RECORD EXTRACTS.
* * * * *

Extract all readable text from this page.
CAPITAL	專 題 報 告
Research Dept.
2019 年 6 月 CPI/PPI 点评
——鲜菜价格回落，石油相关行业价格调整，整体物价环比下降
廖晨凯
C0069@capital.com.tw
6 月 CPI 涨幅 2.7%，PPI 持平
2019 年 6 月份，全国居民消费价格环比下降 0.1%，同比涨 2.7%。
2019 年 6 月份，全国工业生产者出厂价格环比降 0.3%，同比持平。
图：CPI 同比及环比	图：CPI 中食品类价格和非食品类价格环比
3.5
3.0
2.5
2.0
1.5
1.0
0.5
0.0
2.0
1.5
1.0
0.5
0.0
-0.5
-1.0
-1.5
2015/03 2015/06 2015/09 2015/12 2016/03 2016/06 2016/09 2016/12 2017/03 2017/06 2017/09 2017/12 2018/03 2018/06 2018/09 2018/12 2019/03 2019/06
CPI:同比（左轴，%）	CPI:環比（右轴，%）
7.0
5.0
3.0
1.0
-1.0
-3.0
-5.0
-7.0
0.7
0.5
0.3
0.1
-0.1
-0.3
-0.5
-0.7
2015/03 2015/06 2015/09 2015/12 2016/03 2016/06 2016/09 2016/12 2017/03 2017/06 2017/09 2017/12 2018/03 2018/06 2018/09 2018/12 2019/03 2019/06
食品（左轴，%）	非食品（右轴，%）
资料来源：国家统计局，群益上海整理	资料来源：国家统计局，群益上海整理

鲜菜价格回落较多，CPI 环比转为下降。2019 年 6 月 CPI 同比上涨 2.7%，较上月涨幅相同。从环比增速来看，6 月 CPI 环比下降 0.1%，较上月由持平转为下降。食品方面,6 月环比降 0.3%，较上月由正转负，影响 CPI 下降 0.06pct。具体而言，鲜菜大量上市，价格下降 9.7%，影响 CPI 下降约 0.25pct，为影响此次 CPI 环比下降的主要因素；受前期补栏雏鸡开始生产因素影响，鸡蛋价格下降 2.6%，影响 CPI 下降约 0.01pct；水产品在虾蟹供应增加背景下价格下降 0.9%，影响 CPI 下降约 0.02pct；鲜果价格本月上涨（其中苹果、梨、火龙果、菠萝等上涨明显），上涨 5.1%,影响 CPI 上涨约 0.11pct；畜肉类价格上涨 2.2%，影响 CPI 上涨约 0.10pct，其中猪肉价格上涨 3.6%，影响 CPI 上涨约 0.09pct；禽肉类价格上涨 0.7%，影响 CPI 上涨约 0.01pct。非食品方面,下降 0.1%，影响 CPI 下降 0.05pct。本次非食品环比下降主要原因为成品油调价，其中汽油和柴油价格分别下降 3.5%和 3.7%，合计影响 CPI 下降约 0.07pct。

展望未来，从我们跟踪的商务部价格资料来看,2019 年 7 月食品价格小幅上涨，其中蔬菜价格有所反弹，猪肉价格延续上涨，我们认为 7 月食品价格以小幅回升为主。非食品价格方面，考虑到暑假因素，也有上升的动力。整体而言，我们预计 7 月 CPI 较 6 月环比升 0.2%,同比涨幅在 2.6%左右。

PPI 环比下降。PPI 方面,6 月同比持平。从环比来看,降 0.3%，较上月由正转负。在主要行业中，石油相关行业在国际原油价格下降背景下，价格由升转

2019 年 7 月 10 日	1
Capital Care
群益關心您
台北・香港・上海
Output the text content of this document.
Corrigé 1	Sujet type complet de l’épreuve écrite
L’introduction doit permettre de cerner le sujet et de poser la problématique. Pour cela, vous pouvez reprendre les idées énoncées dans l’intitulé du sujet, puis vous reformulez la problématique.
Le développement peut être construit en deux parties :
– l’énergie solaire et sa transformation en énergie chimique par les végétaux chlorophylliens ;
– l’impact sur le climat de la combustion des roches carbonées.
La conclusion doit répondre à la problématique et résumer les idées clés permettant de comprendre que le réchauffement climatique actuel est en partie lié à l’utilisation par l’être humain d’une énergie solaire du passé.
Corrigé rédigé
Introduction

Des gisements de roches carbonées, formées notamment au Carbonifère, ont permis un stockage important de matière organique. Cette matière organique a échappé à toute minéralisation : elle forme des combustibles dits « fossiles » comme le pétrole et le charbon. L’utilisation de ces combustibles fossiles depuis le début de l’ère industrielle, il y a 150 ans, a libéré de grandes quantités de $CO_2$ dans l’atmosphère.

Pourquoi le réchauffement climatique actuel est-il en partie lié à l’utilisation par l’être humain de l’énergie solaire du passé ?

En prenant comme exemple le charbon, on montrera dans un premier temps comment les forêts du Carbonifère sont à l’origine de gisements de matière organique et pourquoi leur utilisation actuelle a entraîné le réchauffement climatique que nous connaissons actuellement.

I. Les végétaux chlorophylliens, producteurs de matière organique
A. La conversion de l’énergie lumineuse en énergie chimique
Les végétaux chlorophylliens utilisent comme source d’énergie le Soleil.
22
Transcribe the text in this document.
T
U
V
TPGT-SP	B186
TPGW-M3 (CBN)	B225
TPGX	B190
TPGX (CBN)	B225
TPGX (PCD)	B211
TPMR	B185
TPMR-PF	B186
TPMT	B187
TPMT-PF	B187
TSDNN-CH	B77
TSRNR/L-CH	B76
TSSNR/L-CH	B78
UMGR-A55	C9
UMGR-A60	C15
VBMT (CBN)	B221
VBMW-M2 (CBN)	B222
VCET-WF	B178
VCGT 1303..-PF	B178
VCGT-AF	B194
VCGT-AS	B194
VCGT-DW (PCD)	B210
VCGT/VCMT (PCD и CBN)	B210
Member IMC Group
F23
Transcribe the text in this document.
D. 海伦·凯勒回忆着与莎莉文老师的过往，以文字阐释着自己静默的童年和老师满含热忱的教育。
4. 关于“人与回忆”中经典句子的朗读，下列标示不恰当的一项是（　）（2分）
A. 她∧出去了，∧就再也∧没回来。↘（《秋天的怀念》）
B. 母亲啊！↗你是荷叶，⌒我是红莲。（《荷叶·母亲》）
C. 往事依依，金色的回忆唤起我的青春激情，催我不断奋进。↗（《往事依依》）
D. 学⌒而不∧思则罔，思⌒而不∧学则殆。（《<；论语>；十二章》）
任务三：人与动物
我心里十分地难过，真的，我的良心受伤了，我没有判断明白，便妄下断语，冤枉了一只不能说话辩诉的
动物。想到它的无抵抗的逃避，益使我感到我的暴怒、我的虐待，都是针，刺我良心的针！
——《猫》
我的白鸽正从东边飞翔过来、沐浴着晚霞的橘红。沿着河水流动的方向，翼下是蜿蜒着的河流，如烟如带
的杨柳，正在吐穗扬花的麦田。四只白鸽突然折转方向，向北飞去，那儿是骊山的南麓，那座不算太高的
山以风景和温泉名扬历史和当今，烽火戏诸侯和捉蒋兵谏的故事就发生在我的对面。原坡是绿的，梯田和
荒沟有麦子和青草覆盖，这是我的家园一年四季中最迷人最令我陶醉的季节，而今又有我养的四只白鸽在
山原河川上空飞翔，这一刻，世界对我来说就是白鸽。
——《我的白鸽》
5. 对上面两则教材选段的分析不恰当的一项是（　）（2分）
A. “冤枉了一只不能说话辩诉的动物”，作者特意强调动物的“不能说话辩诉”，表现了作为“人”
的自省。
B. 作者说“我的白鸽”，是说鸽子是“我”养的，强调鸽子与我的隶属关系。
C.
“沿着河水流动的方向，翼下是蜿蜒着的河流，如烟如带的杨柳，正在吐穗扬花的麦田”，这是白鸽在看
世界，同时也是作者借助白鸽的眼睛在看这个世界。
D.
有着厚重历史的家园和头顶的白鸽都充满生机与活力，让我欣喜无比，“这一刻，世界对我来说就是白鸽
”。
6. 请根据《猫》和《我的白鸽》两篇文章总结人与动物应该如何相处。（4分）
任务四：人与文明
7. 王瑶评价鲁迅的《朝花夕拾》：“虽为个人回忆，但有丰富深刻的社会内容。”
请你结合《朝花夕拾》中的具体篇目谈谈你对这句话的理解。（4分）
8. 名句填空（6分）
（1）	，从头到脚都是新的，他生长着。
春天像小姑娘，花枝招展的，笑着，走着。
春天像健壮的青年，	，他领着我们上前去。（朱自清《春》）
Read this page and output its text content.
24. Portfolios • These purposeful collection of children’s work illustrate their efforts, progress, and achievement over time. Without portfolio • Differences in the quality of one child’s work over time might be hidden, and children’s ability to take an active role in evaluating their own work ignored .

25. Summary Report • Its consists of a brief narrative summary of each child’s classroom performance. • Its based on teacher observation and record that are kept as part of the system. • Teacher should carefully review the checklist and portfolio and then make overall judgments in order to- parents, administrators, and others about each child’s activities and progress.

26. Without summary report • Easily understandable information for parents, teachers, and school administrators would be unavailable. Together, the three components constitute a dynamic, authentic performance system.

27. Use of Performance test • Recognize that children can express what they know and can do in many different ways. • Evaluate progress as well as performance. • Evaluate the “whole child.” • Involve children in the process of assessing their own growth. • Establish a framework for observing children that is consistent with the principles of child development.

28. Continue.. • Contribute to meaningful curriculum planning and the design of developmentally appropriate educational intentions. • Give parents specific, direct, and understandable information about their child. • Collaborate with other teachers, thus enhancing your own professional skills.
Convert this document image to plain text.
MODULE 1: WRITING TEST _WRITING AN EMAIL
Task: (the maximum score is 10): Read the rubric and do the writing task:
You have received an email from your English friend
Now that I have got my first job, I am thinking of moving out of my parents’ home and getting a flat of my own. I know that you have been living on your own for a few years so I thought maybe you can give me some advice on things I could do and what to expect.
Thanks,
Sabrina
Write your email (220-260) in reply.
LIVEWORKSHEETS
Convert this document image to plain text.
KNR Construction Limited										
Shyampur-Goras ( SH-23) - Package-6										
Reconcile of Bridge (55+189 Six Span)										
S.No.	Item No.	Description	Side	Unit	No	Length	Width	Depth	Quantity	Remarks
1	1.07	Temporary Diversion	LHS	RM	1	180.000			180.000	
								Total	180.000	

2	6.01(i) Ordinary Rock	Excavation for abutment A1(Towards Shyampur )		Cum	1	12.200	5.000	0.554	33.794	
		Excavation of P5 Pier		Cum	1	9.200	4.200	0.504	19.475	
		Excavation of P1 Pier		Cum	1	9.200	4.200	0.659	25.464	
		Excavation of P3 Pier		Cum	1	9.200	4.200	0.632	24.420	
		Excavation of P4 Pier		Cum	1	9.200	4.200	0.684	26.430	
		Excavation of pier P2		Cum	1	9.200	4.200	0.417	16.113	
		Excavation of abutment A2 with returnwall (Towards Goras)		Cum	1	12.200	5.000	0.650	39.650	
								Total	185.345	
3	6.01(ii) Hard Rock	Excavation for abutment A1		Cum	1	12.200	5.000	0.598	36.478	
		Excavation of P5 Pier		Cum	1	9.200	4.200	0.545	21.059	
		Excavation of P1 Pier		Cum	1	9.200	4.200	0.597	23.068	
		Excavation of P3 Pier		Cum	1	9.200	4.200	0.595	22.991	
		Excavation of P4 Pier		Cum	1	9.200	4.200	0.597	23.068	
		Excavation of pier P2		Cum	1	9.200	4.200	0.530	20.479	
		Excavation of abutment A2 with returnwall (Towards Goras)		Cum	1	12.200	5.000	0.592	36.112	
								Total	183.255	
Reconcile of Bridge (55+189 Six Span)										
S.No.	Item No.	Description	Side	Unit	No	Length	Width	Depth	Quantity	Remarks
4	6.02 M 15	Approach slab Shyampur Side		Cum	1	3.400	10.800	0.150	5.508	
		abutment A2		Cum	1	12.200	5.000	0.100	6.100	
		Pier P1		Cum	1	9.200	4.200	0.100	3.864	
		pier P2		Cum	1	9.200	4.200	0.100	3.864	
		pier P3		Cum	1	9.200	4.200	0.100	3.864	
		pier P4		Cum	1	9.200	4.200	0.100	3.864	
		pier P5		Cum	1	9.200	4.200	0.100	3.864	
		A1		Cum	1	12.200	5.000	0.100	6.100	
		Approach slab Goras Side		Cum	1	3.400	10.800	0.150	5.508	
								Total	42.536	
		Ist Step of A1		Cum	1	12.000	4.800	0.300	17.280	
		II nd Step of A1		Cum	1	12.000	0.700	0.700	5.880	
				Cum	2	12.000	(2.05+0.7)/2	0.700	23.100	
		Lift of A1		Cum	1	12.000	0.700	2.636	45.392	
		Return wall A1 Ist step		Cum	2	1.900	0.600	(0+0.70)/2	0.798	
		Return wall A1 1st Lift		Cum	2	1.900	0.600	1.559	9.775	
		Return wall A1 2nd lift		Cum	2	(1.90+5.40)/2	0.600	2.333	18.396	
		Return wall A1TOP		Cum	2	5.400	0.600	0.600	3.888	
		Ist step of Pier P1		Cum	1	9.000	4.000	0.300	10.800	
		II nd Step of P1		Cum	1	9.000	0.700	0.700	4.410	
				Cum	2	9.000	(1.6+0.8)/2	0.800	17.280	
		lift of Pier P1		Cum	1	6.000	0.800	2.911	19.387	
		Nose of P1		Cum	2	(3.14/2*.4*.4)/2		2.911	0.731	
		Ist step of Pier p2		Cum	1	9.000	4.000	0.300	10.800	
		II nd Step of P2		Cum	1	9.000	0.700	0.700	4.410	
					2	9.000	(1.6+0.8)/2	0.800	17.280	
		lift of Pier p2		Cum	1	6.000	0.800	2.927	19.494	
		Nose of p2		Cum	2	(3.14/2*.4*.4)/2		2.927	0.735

* * * * *

TASK GOAL. From the entries, report each line that includes the word "know".

RESULT BELOW.
27. Use of Performance test • Recognize that children can express what they know and can do in many different ways. • Evaluate progress as well as performance. • Evaluate the “whole child.” • Involve children in the process of assessing their own growth. • Establish a framework for observing children that is consistent with the principles of child development.
Now that I have got my first job, I am thinking of moving out of my parents’ home and getting a flat of my own. I know that you have been living on your own for a few years so I thought maybe you can give me some advice on things I could do and what to expect.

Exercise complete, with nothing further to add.